### Data provided

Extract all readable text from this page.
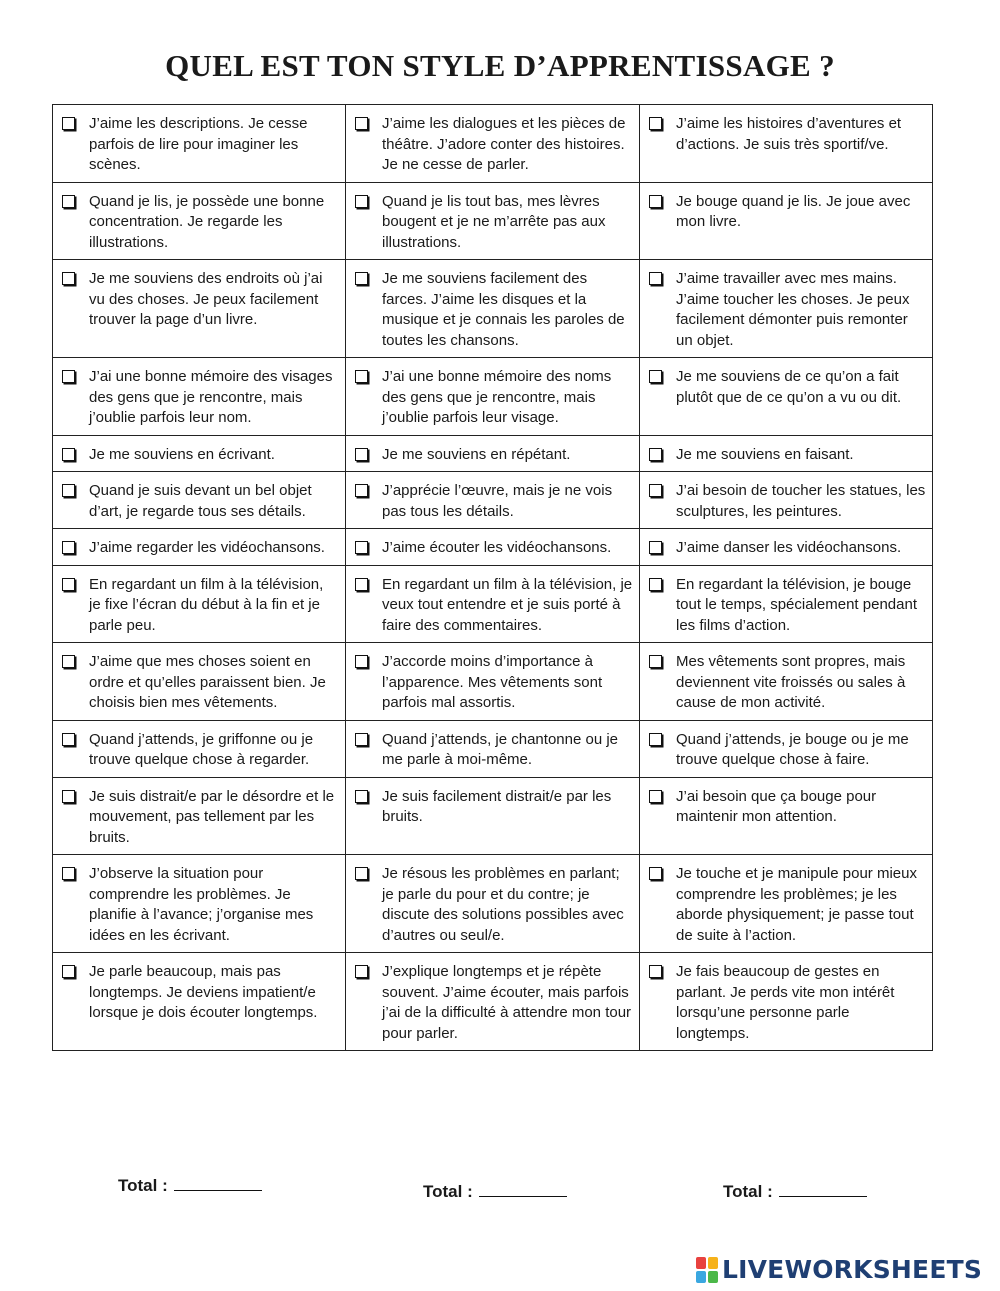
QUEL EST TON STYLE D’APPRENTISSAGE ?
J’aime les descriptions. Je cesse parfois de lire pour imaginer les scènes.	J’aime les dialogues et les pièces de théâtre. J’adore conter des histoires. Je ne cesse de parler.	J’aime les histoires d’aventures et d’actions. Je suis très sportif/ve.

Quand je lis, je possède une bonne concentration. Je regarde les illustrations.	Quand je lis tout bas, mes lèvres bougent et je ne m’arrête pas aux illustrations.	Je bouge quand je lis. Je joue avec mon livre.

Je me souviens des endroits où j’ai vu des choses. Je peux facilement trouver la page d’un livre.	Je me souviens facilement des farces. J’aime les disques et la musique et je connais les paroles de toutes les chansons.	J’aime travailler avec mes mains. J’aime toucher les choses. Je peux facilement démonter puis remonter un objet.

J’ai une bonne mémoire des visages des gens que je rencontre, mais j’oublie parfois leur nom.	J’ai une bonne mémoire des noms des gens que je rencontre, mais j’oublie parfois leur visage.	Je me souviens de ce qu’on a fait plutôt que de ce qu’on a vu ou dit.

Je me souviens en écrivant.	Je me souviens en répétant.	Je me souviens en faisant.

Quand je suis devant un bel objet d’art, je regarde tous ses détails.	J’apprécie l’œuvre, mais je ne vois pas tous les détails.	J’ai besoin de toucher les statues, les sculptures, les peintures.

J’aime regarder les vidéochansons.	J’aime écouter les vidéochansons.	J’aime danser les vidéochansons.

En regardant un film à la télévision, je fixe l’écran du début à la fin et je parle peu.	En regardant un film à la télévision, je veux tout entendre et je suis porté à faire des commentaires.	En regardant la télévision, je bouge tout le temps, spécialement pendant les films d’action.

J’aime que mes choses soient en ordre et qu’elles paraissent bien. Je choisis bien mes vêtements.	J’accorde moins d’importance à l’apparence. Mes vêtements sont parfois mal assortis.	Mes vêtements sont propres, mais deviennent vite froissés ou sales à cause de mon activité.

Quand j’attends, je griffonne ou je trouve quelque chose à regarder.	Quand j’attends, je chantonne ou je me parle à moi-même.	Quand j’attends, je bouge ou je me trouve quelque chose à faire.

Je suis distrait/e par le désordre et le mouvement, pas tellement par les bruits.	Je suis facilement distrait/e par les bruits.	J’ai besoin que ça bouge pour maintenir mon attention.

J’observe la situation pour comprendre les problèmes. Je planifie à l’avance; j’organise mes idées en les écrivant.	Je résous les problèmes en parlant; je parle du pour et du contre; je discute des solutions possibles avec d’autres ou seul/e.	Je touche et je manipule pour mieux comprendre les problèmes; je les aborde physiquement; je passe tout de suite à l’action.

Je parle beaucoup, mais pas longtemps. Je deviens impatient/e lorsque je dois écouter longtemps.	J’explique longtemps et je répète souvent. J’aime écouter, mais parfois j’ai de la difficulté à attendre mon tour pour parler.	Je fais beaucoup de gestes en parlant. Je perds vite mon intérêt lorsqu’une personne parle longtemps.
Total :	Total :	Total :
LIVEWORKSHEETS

######

§ What you are asked to do
All of the entries need to be transcribed word for word; pictures are left out.

§ Expected output
Extract all readable text from this page.
QUEL EST TON STYLE D’APPRENTISSAGE ?
J’aime les descriptions. Je cesse parfois de lire pour imaginer les scènes.	J’aime les dialogues et les pièces de théâtre. J’adore conter des histoires. Je ne cesse de parler.	J’aime les histoires d’aventures et d’actions. Je suis très sportif/ve.

Quand je lis, je possède une bonne concentration. Je regarde les illustrations.	Quand je lis tout bas, mes lèvres bougent et je ne m’arrête pas aux illustrations.	Je bouge quand je lis. Je joue avec mon livre.

Je me souviens des endroits où j’ai vu des choses. Je peux facilement trouver la page d’un livre.	Je me souviens facilement des farces. J’aime les disques et la musique et je connais les paroles de toutes les chansons.	J’aime travailler avec mes mains. J’aime toucher les choses. Je peux facilement démonter puis remonter un objet.

J’ai une bonne mémoire des visages des gens que je rencontre, mais j’oublie parfois leur nom.	J’ai une bonne mémoire des noms des gens que je rencontre, mais j’oublie parfois leur visage.	Je me souviens de ce qu’on a fait plutôt que de ce qu’on a vu ou dit.

Je me souviens en écrivant.	Je me souviens en répétant.	Je me souviens en faisant.

Quand je suis devant un bel objet d’art, je regarde tous ses détails.	J’apprécie l’œuvre, mais je ne vois pas tous les détails.	J’ai besoin de toucher les statues, les sculptures, les peintures.

J’aime regarder les vidéochansons.	J’aime écouter les vidéochansons.	J’aime danser les vidéochansons.

En regardant un film à la télévision, je fixe l’écran du début à la fin et je parle peu.	En regardant un film à la télévision, je veux tout entendre et je suis porté à faire des commentaires.	En regardant la télévision, je bouge tout le temps, spécialement pendant les films d’action.

J’aime que mes choses soient en ordre et qu’elles paraissent bien. Je choisis bien mes vêtements.	J’accorde moins d’importance à l’apparence. Mes vêtements sont parfois mal assortis.	Mes vêtements sont propres, mais deviennent vite froissés ou sales à cause de mon activité.

Quand j’attends, je griffonne ou je trouve quelque chose à regarder.	Quand j’attends, je chantonne ou je me parle à moi-même.	Quand j’attends, je bouge ou je me trouve quelque chose à faire.

Je suis distrait/e par le désordre et le mouvement, pas tellement par les bruits.	Je suis facilement distrait/e par les bruits.	J’ai besoin que ça bouge pour maintenir mon attention.

J’observe la situation pour comprendre les problèmes. Je planifie à l’avance; j’organise mes idées en les écrivant.	Je résous les problèmes en parlant; je parle du pour et du contre; je discute des solutions possibles avec d’autres ou seul/e.	Je touche et je manipule pour mieux comprendre les problèmes; je les aborde physiquement; je passe tout de suite à l’action.

Je parle beaucoup, mais pas longtemps. Je deviens impatient/e lorsque je dois écouter longtemps.	J’explique longtemps et je répète souvent. J’aime écouter, mais parfois j’ai de la difficulté à attendre mon tour pour parler.	Je fais beaucoup de gestes en parlant. Je perds vite mon intérêt lorsqu’une personne parle longtemps.
Total :	Total :	Total :
LIVEWORKSHEETS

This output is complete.